━━━ SUPPLIED MATERIAL

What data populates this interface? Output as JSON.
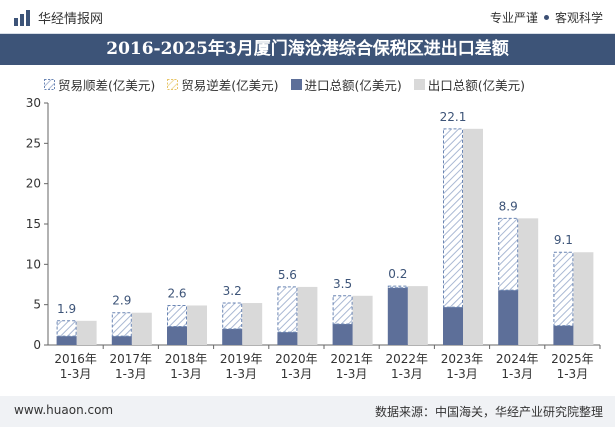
{
  "header": {
    "brand": "华经情报网",
    "slogan_left": "专业严谨",
    "slogan_right": "客观科学",
    "title": "2016-2025年3月厦门海沧港综合保税区进出口差额"
  },
  "footer": {
    "url": "www.huaon.com",
    "source": "数据来源：中国海关，华经产业研究院整理"
  },
  "colors": {
    "surplus": "#6b86b4",
    "deficit": "#e8c66a",
    "import": "#5d6f99",
    "export": "#d9d9d9",
    "titlebar": "#3d5478"
  },
  "chart_data": {
    "type": "bar",
    "title": "2016-2025年3月厦门海沧港综合保税区进出口差额",
    "categories": [
      "2016年\n1-3月",
      "2017年\n1-3月",
      "2018年\n1-3月",
      "2019年\n1-3月",
      "2020年\n1-3月",
      "2021年\n1-3月",
      "2022年\n1-3月",
      "2023年\n1-3月",
      "2024年\n1-3月",
      "2025年\n1-3月"
    ],
    "ylim": [
      0,
      30
    ],
    "yticks": [
      0,
      5,
      10,
      15,
      20,
      25,
      30
    ],
    "legend_position": "top",
    "series": [
      {
        "name": "贸易顺差(亿美元)",
        "values": [
          1.9,
          2.9,
          2.6,
          3.2,
          5.6,
          3.5,
          0.2,
          22.1,
          8.9,
          9.1
        ]
      },
      {
        "name": "贸易逆差(亿美元)",
        "values": [
          0,
          0,
          0,
          0,
          0,
          0,
          0,
          0,
          0,
          0
        ]
      },
      {
        "name": "进口总额(亿美元)",
        "values": [
          1.1,
          1.1,
          2.3,
          2.0,
          1.6,
          2.6,
          7.1,
          4.7,
          6.8,
          2.4
        ]
      },
      {
        "name": "出口总额(亿美元)",
        "values": [
          3.0,
          4.0,
          4.9,
          5.2,
          7.2,
          6.1,
          7.3,
          26.8,
          15.7,
          11.5
        ]
      }
    ],
    "data_labels": [
      "1.9",
      "2.9",
      "2.6",
      "3.2",
      "5.6",
      "3.5",
      "0.2",
      "22.1",
      "8.9",
      "9.1"
    ]
  }
}
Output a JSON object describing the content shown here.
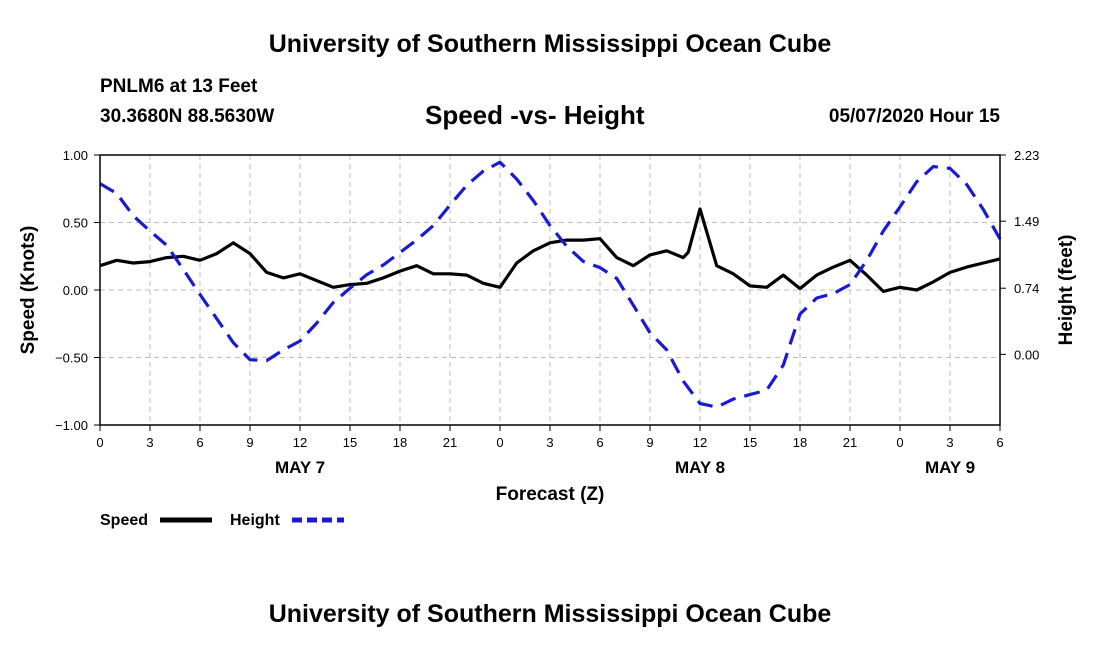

━━━━━━

**WHAT TO WORK ON**
Return every line from the records above that holds the word "JSON".

**EXERCISE ANSWER**
What data populates this interface? Output as JSON.
Output a JSON object describing the content shown here.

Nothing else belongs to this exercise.